[AIM] Single out the lines that include the word "Bohemian". Copy them.

(Records about charts and figures)

┌──

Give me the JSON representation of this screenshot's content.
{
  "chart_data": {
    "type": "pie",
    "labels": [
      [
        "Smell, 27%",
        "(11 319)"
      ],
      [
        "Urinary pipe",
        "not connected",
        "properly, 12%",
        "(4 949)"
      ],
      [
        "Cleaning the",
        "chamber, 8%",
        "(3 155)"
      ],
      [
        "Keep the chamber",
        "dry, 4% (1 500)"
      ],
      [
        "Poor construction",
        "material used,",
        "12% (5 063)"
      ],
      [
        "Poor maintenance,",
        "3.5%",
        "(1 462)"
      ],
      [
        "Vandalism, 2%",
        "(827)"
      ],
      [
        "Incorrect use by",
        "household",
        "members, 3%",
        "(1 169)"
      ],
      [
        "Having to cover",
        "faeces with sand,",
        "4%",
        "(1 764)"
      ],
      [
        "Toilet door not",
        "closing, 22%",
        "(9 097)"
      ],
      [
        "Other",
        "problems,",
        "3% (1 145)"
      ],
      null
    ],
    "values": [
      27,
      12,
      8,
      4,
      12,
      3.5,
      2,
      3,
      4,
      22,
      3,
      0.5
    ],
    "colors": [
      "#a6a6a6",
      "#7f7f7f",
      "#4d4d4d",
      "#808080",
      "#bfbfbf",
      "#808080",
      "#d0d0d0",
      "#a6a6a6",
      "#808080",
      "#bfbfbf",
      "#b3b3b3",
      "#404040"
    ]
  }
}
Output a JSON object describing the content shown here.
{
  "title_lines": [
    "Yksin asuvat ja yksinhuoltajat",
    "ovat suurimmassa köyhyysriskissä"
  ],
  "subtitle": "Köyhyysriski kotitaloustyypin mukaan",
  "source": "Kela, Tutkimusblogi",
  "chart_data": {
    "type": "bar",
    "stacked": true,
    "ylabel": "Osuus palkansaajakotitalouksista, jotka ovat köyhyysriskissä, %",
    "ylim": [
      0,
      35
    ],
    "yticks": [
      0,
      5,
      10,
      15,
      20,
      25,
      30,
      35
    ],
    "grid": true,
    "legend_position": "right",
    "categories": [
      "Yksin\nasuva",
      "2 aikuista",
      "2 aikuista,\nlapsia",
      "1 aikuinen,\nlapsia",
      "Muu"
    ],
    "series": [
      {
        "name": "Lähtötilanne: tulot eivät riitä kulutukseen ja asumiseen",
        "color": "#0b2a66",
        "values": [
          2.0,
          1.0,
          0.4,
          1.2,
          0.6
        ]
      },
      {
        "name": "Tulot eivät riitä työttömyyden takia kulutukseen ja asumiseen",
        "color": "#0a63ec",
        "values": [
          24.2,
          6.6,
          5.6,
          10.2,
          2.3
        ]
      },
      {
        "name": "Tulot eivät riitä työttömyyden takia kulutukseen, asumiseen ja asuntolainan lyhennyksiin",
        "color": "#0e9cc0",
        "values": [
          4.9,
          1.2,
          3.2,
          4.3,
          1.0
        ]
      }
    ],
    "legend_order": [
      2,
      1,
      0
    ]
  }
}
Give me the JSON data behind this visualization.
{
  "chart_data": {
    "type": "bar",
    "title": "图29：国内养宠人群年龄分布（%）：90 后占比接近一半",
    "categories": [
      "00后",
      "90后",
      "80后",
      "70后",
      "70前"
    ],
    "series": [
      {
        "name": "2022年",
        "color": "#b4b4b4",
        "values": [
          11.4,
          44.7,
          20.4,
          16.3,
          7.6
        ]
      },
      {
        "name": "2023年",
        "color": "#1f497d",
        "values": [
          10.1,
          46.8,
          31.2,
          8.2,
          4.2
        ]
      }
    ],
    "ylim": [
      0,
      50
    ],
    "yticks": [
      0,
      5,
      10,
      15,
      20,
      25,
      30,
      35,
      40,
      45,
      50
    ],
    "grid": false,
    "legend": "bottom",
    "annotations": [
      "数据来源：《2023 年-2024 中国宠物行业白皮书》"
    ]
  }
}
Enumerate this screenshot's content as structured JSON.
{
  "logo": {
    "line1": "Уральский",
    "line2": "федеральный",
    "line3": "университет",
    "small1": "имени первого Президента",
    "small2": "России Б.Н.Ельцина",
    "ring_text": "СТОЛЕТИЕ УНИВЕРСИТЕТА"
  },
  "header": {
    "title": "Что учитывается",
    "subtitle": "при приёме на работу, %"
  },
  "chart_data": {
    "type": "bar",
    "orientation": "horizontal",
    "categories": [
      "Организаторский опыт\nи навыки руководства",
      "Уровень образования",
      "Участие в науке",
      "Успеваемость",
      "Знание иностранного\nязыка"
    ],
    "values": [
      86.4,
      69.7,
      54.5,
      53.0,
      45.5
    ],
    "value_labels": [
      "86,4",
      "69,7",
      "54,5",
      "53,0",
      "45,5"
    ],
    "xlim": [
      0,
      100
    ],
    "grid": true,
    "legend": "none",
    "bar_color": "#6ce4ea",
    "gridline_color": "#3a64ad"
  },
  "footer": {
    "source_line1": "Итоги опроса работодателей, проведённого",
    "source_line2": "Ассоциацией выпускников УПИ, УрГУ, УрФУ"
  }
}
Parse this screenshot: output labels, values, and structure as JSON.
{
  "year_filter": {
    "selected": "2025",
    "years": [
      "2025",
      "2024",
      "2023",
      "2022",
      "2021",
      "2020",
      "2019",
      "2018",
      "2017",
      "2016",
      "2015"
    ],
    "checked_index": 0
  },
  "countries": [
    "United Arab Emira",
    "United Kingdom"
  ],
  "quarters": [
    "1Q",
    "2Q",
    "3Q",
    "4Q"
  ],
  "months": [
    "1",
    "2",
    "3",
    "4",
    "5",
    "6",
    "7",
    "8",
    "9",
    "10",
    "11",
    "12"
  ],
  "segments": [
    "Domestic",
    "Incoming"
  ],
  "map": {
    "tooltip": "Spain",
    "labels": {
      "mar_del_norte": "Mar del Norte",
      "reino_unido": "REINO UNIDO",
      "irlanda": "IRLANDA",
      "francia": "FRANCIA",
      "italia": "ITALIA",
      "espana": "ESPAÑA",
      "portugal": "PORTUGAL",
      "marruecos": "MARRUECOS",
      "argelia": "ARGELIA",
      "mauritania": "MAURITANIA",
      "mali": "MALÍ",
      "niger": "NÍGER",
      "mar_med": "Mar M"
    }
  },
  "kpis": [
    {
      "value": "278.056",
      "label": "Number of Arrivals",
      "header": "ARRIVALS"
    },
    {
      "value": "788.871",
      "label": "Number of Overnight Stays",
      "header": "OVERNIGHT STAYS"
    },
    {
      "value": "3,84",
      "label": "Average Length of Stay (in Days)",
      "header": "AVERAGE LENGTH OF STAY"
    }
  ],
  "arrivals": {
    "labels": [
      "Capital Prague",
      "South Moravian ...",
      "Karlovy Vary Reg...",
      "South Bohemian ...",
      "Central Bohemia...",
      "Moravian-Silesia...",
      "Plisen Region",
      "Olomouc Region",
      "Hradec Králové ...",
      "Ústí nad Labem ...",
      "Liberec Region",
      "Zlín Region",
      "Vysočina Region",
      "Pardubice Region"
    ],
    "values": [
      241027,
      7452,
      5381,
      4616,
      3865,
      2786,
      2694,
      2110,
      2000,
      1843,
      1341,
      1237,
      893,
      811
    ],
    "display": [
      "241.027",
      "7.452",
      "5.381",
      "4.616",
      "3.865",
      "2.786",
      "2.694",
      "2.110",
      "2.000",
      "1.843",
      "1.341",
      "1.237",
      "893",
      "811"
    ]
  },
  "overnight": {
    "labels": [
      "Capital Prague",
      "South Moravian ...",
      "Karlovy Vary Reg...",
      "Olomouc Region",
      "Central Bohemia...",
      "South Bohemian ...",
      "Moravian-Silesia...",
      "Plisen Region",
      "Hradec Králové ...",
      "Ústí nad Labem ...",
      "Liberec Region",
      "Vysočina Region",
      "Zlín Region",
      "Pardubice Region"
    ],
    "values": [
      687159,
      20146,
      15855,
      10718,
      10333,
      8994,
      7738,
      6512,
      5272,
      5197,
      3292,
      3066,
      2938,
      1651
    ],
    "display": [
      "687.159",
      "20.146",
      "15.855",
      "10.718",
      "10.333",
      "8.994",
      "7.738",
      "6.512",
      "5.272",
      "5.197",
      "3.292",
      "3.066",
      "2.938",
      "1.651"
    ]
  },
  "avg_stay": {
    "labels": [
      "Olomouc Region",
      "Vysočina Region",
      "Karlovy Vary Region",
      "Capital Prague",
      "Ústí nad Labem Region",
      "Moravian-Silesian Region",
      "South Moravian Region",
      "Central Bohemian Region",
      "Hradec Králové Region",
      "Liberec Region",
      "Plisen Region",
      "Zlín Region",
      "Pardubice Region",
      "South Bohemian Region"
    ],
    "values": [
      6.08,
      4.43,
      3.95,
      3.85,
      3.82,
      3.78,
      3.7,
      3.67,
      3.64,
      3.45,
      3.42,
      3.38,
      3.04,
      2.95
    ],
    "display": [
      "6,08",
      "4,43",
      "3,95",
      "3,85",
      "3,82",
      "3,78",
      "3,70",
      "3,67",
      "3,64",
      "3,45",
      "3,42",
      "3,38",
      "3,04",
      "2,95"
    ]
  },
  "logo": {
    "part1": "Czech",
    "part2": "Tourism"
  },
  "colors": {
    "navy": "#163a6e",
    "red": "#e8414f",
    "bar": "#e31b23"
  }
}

└──

[SOLUTION TO THIS EXERCISE]
      "South Bohemian ...",
      "South Bohemian ...",
      "Central Bohemian Region",
      "South Bohemian Region"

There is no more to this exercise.